# YOUR INSTRUCTIONS
Sort through the entries below and pull out lines containing the word "Flow".

Data items
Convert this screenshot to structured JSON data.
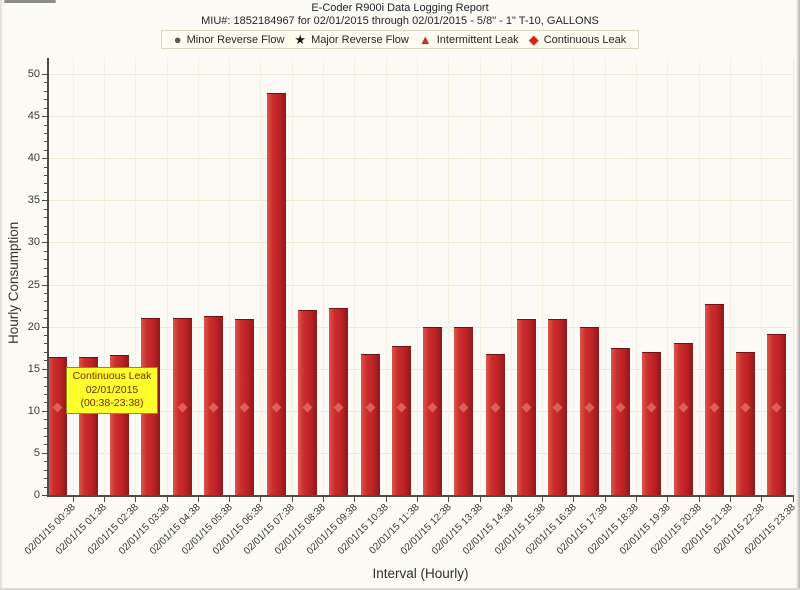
{
  "report": {
    "title": "E-Coder R900i Data Logging Report",
    "subtitle": "MIU#: 1852184967 for 02/01/2015 through 02/01/2015 - 5/8\" - 1\" T-10, GALLONS"
  },
  "legend": {
    "items": [
      {
        "label": "Minor Reverse Flow",
        "icon": "circle",
        "glyph": "●",
        "color": "#5c5854"
      },
      {
        "label": "Major Reverse Flow",
        "icon": "star",
        "glyph": "★",
        "color": "#1b1b1b"
      },
      {
        "label": "Intermittent Leak",
        "icon": "triangle",
        "glyph": "▲",
        "color": "#cf3126"
      },
      {
        "label": "Continuous Leak",
        "icon": "diamond",
        "glyph": "◆",
        "color": "#dd1f1f"
      }
    ]
  },
  "tooltip": {
    "line1": "Continuous Leak",
    "line2": "02/01/2015",
    "line3": "(00:38-23:38)",
    "bg_color": "#ffff2b",
    "text_color": "#7c2800"
  },
  "chart_data": {
    "type": "bar",
    "title": "E-Coder R900i Data Logging Report",
    "xlabel": "Interval (Hourly)",
    "ylabel": "Hourly Consumption",
    "ylim": [
      0,
      50
    ],
    "ytick_step": 5,
    "grid": true,
    "bar_color": "#c42a2b",
    "categories": [
      "02/01/15 00:38",
      "02/01/15 01:38",
      "02/01/15 02:38",
      "02/01/15 03:38",
      "02/01/15 04:38",
      "02/01/15 05:38",
      "02/01/15 06:38",
      "02/01/15 07:38",
      "02/01/15 08:38",
      "02/01/15 09:38",
      "02/01/15 10:38",
      "02/01/15 11:38",
      "02/01/15 12:38",
      "02/01/15 13:38",
      "02/01/15 14:38",
      "02/01/15 15:38",
      "02/01/15 16:38",
      "02/01/15 17:38",
      "02/01/15 18:38",
      "02/01/15 19:38",
      "02/01/15 20:38",
      "02/01/15 21:38",
      "02/01/15 22:38",
      "02/01/15 23:38"
    ],
    "values": [
      16.4,
      16.4,
      16.6,
      21.0,
      21.0,
      21.2,
      20.9,
      47.8,
      22.0,
      22.2,
      16.8,
      17.7,
      19.9,
      20.0,
      16.8,
      20.9,
      20.9,
      20.0,
      17.5,
      17.0,
      18.0,
      22.7,
      17.0,
      19.1
    ],
    "leak_markers": {
      "shape": "diamond",
      "color": "#e8796c",
      "value": 10.4,
      "on_every_bar": true
    }
  }
}
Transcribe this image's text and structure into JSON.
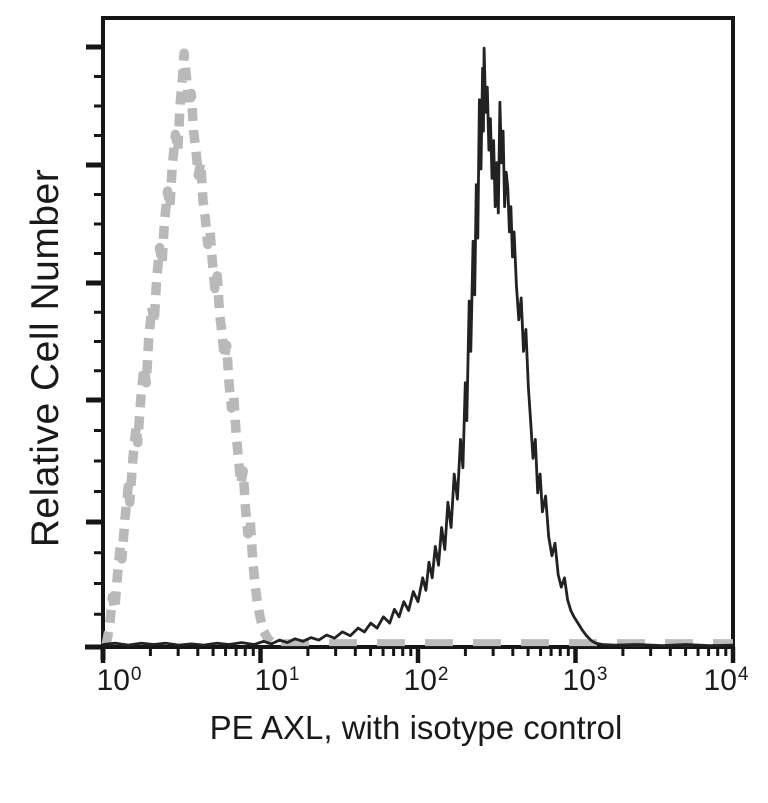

# EXPECTED ANSWER
        "label": "Minor Reverse Flow",
        "label": "Major Reverse Flow",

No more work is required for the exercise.